[Stored data entries]
===============

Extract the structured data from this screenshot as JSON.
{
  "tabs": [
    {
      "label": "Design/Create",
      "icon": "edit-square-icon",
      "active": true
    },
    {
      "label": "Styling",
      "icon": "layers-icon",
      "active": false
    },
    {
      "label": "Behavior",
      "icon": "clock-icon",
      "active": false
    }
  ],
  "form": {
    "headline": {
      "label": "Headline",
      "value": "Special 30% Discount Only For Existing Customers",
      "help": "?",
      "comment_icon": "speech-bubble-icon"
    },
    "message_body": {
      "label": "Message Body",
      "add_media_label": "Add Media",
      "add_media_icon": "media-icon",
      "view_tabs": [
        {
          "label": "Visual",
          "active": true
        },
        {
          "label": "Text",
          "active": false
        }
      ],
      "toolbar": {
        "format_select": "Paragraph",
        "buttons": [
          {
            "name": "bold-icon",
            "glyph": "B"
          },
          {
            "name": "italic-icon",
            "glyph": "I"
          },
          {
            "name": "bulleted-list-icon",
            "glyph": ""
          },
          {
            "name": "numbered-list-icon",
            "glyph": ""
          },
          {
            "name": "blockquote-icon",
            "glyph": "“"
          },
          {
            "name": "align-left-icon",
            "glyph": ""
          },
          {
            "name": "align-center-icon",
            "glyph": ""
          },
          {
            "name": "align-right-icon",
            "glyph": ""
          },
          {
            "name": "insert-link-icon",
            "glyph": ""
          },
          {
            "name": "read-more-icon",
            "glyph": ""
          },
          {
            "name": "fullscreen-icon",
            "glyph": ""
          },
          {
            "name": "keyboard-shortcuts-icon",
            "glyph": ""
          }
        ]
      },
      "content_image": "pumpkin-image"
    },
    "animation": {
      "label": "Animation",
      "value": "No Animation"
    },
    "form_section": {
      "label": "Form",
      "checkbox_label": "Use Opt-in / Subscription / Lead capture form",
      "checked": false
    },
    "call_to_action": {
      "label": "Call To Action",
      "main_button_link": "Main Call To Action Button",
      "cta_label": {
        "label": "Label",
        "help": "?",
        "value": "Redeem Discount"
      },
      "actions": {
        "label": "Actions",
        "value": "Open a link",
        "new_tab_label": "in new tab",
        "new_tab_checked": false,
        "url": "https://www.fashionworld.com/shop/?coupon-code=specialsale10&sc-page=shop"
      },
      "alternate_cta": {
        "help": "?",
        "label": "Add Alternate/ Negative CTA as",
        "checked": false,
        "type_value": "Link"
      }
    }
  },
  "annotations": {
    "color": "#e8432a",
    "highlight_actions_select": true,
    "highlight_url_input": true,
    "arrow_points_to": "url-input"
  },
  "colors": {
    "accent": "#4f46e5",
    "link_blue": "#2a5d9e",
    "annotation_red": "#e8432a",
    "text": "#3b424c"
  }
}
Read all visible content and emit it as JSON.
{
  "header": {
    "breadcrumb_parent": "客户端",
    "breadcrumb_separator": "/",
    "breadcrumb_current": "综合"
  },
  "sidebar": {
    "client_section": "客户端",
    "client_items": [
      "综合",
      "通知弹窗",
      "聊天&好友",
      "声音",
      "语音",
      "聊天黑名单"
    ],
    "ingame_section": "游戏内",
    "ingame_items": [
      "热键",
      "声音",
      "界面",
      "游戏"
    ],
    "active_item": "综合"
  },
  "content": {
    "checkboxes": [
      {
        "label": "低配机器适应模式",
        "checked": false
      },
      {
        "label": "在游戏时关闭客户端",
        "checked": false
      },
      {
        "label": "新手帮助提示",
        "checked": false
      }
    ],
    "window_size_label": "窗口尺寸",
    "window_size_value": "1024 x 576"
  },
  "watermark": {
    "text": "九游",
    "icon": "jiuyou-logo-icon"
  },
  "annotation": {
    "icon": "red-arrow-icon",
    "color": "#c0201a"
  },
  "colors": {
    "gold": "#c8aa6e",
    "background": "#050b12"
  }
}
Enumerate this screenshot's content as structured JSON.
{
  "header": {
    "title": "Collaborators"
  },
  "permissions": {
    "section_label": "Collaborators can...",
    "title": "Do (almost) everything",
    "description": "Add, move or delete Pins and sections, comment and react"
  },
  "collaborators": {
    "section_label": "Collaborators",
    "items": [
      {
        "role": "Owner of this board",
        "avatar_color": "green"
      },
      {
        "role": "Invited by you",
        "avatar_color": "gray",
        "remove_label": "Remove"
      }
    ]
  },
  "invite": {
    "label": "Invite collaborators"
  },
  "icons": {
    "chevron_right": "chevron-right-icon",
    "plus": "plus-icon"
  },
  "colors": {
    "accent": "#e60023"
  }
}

===============

What you have to do ::
Which lines hold the word "this"? Return all of them from the records above.

Task output ::
Extract the structured data from this screenshot as JSON.
Enumerate this screenshot's content as structured JSON.
        "role": "Owner of this board",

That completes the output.